» **Exercise goal**
For the records that follow, return only the count of lines containing the string "Body".

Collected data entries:

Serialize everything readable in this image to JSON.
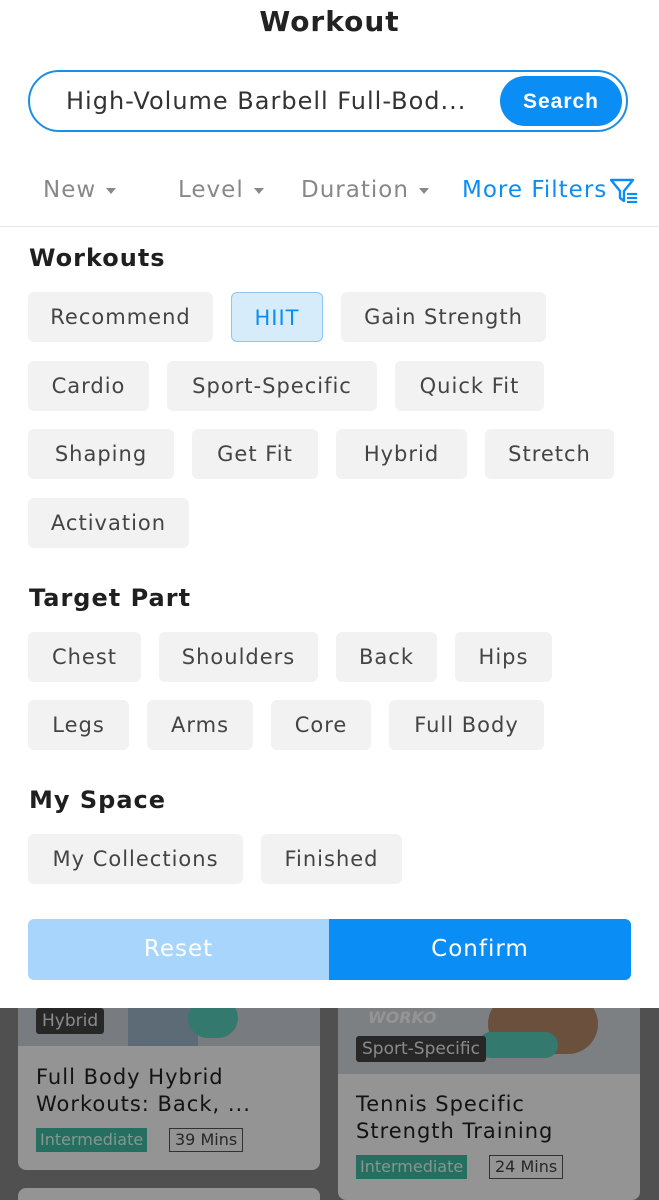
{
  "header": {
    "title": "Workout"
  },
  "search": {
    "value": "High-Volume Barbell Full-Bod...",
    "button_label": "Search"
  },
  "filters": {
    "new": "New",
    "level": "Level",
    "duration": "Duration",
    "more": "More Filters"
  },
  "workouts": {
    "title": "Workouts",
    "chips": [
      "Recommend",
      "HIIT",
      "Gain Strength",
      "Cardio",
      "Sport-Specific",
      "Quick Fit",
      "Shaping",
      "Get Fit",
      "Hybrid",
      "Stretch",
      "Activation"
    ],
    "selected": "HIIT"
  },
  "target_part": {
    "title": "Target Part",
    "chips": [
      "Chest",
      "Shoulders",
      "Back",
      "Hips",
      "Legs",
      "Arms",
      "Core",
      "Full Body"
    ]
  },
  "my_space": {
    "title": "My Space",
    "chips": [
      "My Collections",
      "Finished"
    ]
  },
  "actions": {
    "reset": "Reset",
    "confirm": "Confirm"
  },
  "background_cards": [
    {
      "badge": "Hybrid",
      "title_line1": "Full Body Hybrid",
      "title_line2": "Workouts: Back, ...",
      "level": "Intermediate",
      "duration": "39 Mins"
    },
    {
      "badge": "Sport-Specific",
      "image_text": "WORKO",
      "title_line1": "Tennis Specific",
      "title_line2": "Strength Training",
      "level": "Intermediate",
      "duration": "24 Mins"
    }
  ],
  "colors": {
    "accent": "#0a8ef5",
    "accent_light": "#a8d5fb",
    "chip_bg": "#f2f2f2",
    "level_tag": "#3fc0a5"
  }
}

» **Answer to the task**
2